■ **EXERCISE**:
Look below for the line containing "OCR this image.". Output it and each remaining line of the entries exactly, and nothing else.

──────── INPUT FOR THIS TASK ────────

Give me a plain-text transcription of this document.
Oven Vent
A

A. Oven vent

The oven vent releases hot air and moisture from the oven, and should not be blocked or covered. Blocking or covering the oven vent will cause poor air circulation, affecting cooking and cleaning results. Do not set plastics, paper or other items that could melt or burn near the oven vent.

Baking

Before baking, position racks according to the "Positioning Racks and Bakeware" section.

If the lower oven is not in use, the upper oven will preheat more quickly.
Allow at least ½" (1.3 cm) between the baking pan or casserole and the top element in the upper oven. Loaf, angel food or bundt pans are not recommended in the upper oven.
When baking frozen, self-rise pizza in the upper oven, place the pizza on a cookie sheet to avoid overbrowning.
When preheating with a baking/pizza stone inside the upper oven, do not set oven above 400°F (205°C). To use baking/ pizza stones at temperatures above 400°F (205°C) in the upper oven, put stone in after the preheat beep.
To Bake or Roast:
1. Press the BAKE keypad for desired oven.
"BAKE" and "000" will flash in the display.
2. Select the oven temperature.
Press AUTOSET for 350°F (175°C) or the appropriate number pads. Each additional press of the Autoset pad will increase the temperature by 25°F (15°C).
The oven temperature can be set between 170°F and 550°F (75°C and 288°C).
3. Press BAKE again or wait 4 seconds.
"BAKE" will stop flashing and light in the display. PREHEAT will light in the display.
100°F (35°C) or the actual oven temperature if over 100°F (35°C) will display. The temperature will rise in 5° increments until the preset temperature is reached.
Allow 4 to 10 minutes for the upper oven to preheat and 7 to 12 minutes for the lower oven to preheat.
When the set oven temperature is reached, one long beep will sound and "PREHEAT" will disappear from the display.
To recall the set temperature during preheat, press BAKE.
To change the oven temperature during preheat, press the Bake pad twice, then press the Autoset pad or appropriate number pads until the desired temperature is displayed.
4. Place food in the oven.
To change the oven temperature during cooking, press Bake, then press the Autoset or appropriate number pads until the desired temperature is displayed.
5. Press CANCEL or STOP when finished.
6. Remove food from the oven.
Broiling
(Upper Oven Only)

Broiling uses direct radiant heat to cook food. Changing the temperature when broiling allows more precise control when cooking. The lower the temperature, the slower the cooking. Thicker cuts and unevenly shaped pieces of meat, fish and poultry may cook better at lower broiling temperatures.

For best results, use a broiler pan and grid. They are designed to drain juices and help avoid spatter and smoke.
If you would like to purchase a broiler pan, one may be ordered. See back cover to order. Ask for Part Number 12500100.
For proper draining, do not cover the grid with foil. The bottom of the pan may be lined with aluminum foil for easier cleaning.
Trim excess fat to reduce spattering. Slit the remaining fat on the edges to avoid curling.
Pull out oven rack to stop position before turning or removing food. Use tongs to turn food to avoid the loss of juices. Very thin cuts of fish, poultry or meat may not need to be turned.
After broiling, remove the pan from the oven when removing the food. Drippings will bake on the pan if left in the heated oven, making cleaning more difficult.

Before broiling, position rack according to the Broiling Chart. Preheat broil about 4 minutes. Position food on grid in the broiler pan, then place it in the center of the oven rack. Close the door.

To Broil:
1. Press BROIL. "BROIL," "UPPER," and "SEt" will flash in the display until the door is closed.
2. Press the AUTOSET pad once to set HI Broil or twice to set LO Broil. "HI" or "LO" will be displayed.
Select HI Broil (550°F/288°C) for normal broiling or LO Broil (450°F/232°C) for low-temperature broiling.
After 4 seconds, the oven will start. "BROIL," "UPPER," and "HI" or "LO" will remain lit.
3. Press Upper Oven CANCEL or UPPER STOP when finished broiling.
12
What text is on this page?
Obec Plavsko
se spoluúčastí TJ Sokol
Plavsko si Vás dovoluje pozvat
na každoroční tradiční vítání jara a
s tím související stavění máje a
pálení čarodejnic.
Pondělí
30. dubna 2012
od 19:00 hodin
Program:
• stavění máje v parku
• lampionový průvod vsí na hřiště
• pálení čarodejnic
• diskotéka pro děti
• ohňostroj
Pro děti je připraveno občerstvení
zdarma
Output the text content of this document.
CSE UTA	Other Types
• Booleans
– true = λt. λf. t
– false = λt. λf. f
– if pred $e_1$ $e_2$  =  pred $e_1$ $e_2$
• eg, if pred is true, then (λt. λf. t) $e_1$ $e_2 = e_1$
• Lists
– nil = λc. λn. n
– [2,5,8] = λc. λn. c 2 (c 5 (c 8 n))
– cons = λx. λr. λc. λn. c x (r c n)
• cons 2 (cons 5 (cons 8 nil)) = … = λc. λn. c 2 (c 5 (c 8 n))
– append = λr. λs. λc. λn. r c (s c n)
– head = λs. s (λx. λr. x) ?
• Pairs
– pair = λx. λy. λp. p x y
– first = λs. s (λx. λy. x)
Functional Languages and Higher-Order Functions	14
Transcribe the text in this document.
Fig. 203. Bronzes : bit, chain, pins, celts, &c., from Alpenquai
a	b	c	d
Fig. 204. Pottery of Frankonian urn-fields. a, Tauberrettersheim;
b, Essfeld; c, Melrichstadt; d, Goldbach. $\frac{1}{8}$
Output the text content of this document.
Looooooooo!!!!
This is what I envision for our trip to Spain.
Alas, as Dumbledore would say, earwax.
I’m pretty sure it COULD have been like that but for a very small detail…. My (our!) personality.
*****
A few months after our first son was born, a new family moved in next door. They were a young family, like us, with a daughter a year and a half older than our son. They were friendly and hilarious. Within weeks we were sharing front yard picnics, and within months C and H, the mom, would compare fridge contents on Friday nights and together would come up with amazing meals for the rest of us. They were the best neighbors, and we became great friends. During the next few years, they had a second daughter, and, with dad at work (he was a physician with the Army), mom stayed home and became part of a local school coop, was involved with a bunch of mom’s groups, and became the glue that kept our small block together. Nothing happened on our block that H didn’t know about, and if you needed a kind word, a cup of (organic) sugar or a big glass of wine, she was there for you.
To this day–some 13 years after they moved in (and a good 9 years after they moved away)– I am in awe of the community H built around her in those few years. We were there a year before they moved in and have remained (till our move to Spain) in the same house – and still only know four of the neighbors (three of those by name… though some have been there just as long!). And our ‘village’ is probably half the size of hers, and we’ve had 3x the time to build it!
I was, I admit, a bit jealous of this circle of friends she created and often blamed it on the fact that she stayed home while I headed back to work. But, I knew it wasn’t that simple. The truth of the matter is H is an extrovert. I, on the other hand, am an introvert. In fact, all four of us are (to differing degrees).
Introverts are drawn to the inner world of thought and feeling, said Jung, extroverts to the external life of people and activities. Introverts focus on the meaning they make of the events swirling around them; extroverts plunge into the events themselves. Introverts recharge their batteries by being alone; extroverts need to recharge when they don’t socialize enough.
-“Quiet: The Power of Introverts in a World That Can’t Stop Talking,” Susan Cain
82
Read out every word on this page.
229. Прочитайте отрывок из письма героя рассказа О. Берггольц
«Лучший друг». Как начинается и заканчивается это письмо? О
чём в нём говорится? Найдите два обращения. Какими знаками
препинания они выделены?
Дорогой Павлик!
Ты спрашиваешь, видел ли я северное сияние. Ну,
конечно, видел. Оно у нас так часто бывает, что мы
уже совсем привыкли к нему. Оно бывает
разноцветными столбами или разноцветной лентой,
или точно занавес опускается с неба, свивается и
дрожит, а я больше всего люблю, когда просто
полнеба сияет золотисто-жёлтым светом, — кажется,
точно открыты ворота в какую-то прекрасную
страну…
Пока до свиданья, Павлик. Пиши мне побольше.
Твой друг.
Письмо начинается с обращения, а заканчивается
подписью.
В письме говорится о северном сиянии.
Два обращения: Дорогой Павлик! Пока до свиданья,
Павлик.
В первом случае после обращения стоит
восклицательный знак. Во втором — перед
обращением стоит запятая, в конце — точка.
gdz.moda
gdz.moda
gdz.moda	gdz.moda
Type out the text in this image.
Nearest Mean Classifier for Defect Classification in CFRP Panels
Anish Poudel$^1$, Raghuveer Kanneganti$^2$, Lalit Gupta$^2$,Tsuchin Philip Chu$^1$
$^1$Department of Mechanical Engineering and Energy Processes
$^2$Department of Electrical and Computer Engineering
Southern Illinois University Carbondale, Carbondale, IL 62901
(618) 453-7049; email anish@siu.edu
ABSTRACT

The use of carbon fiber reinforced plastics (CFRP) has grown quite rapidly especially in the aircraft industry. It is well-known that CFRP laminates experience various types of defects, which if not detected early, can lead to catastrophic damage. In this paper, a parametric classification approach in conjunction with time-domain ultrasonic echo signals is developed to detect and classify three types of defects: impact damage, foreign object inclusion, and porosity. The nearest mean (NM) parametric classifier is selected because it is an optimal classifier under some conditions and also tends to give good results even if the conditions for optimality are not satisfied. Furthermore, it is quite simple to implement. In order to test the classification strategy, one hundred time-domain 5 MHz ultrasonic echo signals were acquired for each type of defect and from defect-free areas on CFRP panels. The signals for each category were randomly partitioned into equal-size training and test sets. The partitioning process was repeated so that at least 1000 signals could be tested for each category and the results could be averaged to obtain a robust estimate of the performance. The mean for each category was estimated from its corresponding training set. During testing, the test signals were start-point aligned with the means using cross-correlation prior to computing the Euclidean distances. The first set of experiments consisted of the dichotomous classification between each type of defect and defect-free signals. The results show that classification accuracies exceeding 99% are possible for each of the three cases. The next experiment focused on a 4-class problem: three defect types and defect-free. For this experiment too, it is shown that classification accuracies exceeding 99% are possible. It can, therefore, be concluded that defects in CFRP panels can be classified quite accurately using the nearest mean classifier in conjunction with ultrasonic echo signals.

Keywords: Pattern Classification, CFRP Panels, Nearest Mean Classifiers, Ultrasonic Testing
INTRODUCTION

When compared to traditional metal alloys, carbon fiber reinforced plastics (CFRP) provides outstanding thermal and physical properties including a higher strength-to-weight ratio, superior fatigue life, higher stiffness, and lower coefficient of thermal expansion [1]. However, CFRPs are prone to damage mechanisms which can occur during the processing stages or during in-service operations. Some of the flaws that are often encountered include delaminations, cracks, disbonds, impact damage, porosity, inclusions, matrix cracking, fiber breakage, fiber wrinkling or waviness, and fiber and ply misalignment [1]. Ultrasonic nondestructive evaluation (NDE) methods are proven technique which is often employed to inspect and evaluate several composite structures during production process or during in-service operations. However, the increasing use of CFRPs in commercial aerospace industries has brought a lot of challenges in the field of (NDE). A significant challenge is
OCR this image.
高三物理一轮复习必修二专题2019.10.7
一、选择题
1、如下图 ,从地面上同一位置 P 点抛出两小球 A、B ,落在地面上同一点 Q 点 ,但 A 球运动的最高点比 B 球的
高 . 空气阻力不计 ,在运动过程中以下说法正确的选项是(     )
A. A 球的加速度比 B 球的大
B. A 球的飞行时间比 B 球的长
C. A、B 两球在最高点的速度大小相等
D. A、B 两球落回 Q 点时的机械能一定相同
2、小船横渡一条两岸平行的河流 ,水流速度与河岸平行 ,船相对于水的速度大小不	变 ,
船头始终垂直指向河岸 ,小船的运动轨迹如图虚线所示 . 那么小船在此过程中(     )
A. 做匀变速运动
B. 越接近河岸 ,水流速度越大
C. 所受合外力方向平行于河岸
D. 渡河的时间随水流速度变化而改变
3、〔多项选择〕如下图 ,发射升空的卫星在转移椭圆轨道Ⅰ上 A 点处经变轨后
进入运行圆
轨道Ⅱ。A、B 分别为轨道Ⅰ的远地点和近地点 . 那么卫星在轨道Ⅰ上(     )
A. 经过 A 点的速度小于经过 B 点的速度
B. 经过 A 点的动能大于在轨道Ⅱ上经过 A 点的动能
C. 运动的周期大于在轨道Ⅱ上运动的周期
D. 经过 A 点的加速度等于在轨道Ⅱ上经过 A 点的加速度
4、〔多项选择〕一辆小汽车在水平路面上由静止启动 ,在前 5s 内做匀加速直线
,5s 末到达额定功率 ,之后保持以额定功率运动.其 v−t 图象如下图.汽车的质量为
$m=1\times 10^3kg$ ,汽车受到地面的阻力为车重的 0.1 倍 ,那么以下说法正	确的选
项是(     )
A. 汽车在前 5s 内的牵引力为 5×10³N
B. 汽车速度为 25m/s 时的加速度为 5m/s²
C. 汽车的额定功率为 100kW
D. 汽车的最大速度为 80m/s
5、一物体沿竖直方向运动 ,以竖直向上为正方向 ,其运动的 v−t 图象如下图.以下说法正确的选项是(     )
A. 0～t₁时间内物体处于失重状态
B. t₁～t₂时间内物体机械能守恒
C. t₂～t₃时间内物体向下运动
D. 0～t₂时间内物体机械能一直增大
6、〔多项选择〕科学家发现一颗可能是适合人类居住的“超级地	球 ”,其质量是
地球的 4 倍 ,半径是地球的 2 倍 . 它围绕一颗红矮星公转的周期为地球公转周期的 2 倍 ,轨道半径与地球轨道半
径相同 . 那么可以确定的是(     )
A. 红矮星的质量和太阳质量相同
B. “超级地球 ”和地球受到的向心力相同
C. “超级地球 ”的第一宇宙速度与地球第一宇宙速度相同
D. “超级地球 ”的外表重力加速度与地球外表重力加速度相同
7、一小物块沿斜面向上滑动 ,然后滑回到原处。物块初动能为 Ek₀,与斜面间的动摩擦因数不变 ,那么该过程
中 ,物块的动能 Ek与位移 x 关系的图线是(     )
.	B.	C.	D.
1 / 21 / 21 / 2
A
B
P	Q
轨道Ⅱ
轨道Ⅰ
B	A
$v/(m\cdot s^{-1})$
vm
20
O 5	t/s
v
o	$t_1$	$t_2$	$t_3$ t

────────

■ **RESPONSE FOR THIS EXERCISE**:
OCR this image.
高三物理一轮复习必修二专题2019.10.7
一、选择题
1、如下图 ,从地面上同一位置 P 点抛出两小球 A、B ,落在地面上同一点 Q 点 ,但 A 球运动的最高点比 B 球的
高 . 空气阻力不计 ,在运动过程中以下说法正确的选项是(     )
A. A 球的加速度比 B 球的大
B. A 球的飞行时间比 B 球的长
C. A、B 两球在最高点的速度大小相等
D. A、B 两球落回 Q 点时的机械能一定相同
2、小船横渡一条两岸平行的河流 ,水流速度与河岸平行 ,船相对于水的速度大小不	变 ,
船头始终垂直指向河岸 ,小船的运动轨迹如图虚线所示 . 那么小船在此过程中(     )
A. 做匀变速运动
B. 越接近河岸 ,水流速度越大
C. 所受合外力方向平行于河岸
D. 渡河的时间随水流速度变化而改变
3、〔多项选择〕如下图 ,发射升空的卫星在转移椭圆轨道Ⅰ上 A 点处经变轨后
进入运行圆
轨道Ⅱ。A、B 分别为轨道Ⅰ的远地点和近地点 . 那么卫星在轨道Ⅰ上(     )
A. 经过 A 点的速度小于经过 B 点的速度
B. 经过 A 点的动能大于在轨道Ⅱ上经过 A 点的动能
C. 运动的周期大于在轨道Ⅱ上运动的周期
D. 经过 A 点的加速度等于在轨道Ⅱ上经过 A 点的加速度
4、〔多项选择〕一辆小汽车在水平路面上由静止启动 ,在前 5s 内做匀加速直线
,5s 末到达额定功率 ,之后保持以额定功率运动.其 v−t 图象如下图.汽车的质量为
$m=1\times 10^3kg$ ,汽车受到地面的阻力为车重的 0.1 倍 ,那么以下说法正	确的选
项是(     )
A. 汽车在前 5s 内的牵引力为 5×10³N
B. 汽车速度为 25m/s 时的加速度为 5m/s²
C. 汽车的额定功率为 100kW
D. 汽车的最大速度为 80m/s
5、一物体沿竖直方向运动 ,以竖直向上为正方向 ,其运动的 v−t 图象如下图.以下说法正确的选项是(     )
A. 0～t₁时间内物体处于失重状态
B. t₁～t₂时间内物体机械能守恒
C. t₂～t₃时间内物体向下运动
D. 0～t₂时间内物体机械能一直增大
6、〔多项选择〕科学家发现一颗可能是适合人类居住的“超级地	球 ”,其质量是
地球的 4 倍 ,半径是地球的 2 倍 . 它围绕一颗红矮星公转的周期为地球公转周期的 2 倍 ,轨道半径与地球轨道半
径相同 . 那么可以确定的是(     )
A. 红矮星的质量和太阳质量相同
B. “超级地球 ”和地球受到的向心力相同
C. “超级地球 ”的第一宇宙速度与地球第一宇宙速度相同
D. “超级地球 ”的外表重力加速度与地球外表重力加速度相同
7、一小物块沿斜面向上滑动 ,然后滑回到原处。物块初动能为 Ek₀,与斜面间的动摩擦因数不变 ,那么该过程
中 ,物块的动能 Ek与位移 x 关系的图线是(     )
.	B.	C.	D.
1 / 21 / 21 / 2
A
B
P	Q
轨道Ⅱ
轨道Ⅰ
B	A
$v/(m\cdot s^{-1})$
vm
20
O 5	t/s
v
o	$t_1$	$t_2$	$t_3$ t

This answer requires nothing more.